◆ **Document extract**:
AGregory29 Nov 2018 2:36 p.m. PST

TactPntr:

I saw a job posting recently for a position to do corporate wargaming, along the same lines. When I looked into it a bit I found that a guy from Booz-Allan-Hamilton (a big govt consulting firm) even wrote a book about it, titled "Wargaming". I won't say that all these corporate trends are completely worthwhile, but there is likely to be some merit in it.

Lee49429 Nov 2018 2:59 p.m. PST

Well I've participated in some very real military "simulations" done on map tables with couriers running orders to commanders in different rooms to represent order delay and the Fog of War. I've taught my "simulations" to the Delta Force and SWAT teams. And I've play tested them with Army Training Instructors.

And I always had to Dumb Them Down for the wargame market. Most gamers want chess played with Army Models, like FoW. Few want anything near a real simulation. Those that do end up writing their own rules, or endlessly editing some commercial rules with House Rule changes.

So the basic problem with this "realism" thread is that the Grognards (sp?) always complain about realism while what the vast majority of gamers want is Beer N Pretzels. If you want to sell 100 copies of your rules make em real. If you want to sell 1000s make them Beer N Pretzels. And if you're a miniatures company make sure your rules require a parking lot of tanks on the table!

Cheers!!!

Personal logo McLaddie Supporting Member of TMP29 Nov 2018 8:22 p.m. PST

When we ask "Is it realistic?" about any set of rules, we need to define what we mean by "realistic," and there is probably no single definition which will make everyone happy.

Hi A Gregory:
It's not a question about what makes everyone happy any more than defining what constitutes a game is about making anyone happy. It's a technical issue about what fits and what works. Regardless of what works, the meaning of ‘realism' is entirely dependent on how the DESIGNER defines ‘realism' as a goal for his game design…if realism by any definition remains an effort to simulate reality in some way.

However, I will take a stab at a working definition:
a "realistic" wargame is one where the players are asked to assume the role of historical commanders in such a way that the decisions they make in playing the game, and the issues which concern them, are appropriate to the role in which they are being cast.

That is pretty much the definition of ‘realism' for most all designers of ‘participatory simulations.' Sid Meiers of Civilization fame said that a game is a ‘series of interesting decisions' A simulation game is ‘a series of interesting decisions found in a particular environment modeled on reality.' In the end, the players are the ones who ‘simulate' because they are the ones enacting the decisions presented by the game/simulation system.

◆ **Records supplied**:

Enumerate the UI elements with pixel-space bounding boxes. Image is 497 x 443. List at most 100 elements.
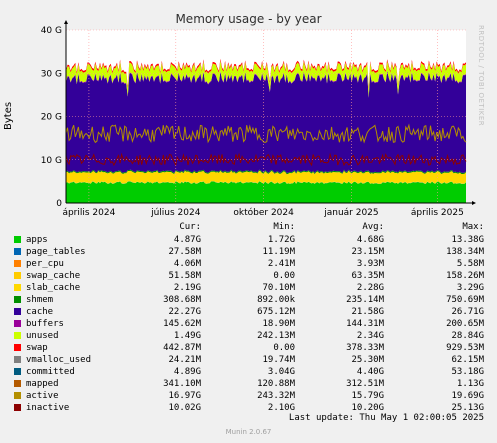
...
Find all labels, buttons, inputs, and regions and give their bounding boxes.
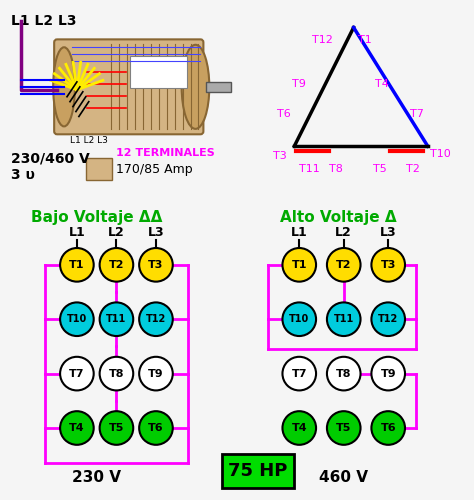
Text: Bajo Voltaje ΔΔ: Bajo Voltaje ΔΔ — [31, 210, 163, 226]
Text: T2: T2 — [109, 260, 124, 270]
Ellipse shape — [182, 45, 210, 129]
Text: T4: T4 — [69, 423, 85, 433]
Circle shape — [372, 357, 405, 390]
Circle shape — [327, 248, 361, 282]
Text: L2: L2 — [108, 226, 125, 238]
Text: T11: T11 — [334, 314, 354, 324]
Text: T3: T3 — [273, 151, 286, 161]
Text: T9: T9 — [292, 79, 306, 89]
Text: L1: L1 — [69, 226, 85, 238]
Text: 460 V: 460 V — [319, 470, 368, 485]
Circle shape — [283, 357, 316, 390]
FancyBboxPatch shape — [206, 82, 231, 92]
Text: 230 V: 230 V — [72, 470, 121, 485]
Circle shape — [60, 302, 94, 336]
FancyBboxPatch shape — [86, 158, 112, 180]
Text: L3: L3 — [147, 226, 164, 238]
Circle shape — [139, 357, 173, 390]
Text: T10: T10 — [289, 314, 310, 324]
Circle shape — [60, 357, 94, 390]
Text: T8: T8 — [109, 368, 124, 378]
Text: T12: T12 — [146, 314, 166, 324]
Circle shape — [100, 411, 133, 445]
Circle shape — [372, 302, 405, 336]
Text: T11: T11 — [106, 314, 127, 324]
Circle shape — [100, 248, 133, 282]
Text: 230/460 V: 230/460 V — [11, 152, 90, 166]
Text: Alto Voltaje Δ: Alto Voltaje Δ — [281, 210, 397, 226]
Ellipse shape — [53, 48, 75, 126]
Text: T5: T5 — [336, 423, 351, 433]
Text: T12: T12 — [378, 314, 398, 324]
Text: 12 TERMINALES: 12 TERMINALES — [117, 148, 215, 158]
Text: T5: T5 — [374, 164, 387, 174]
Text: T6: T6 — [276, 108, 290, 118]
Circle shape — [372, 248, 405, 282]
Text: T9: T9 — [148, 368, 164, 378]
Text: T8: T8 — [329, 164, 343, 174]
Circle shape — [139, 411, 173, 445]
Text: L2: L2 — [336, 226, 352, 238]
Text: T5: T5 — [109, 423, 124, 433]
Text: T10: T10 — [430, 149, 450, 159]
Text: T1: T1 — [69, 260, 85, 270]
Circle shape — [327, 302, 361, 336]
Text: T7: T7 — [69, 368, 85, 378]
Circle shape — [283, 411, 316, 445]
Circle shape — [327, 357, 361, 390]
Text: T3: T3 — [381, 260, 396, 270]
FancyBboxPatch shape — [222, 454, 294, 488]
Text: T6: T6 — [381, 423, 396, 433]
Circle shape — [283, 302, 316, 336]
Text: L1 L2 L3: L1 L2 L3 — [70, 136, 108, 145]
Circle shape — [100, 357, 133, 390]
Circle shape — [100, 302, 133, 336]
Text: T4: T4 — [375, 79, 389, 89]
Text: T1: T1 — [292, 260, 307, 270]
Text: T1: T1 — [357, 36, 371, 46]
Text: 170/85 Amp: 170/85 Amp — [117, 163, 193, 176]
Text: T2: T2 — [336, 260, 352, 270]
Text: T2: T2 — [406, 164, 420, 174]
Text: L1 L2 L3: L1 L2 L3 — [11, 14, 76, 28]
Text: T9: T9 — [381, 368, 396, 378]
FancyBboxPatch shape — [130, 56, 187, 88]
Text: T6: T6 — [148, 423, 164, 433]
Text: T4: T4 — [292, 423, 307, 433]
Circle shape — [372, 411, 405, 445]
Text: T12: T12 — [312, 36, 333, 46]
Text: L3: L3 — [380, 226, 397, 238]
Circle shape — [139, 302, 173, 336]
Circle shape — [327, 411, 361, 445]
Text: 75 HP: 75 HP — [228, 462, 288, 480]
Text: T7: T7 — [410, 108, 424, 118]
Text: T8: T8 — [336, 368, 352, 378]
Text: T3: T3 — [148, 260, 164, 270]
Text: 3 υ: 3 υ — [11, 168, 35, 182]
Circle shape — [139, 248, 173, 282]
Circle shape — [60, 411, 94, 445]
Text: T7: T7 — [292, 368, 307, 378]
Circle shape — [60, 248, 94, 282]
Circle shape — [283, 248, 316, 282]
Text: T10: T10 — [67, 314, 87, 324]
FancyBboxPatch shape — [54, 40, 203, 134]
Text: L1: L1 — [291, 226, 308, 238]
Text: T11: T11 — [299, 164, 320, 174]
* * *
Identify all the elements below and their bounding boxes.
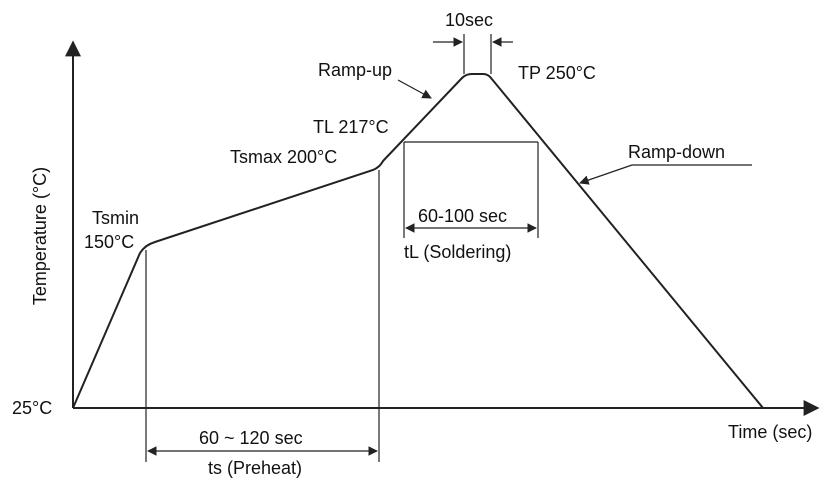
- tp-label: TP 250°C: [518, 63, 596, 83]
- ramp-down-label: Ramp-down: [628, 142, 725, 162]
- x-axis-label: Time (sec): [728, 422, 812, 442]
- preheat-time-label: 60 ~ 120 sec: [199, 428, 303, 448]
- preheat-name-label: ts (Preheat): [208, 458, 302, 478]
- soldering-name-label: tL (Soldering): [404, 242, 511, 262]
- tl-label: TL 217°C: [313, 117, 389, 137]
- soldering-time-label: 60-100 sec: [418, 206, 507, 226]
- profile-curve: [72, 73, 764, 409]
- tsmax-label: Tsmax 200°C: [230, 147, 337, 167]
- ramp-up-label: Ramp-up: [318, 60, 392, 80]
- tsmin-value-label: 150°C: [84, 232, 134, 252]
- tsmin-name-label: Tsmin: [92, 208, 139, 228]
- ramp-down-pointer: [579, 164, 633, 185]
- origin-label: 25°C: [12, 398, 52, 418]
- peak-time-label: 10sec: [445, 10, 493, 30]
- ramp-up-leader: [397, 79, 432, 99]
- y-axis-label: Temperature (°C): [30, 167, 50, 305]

◆ **Required work**:
1. In the wargaming forum thread, what does Sid Meiers say a game is?
2. In the rows, rewrite the part that opens with the line containing "Identify all the" and closes with the line containing "- ramp-up-leader: [397, 79, 432, 99]", replacing "Time (sec)" with "Time (s)" and changing nothing else. Omit the picture.
The rows have no connection to the text.

◆ **Exercise responses**:
1. A series of interesting decisions.

2.
Identify all the elements below and their bounding boxes.
- tp-label: TP 250°C: [518, 63, 596, 83]
- ramp-down-label: Ramp-down: [628, 142, 725, 162]
- x-axis-label: Time (s): [728, 422, 812, 442]
- preheat-time-label: 60 ~ 120 sec: [199, 428, 303, 448]
- preheat-name-label: ts (Preheat): [208, 458, 302, 478]
- soldering-name-label: tL (Soldering): [404, 242, 511, 262]
- tl-label: TL 217°C: [313, 117, 389, 137]
- soldering-time-label: 60-100 sec: [418, 206, 507, 226]
- profile-curve: [72, 73, 764, 409]
- tsmax-label: Tsmax 200°C: [230, 147, 337, 167]
- ramp-up-label: Ramp-up: [318, 60, 392, 80]
- tsmin-value-label: 150°C: [84, 232, 134, 252]
- tsmin-name-label: Tsmin: [92, 208, 139, 228]
- ramp-down-pointer: [579, 164, 633, 185]
- origin-label: 25°C: [12, 398, 52, 418]
- peak-time-label: 10sec: [445, 10, 493, 30]
- ramp-up-leader: [397, 79, 432, 99]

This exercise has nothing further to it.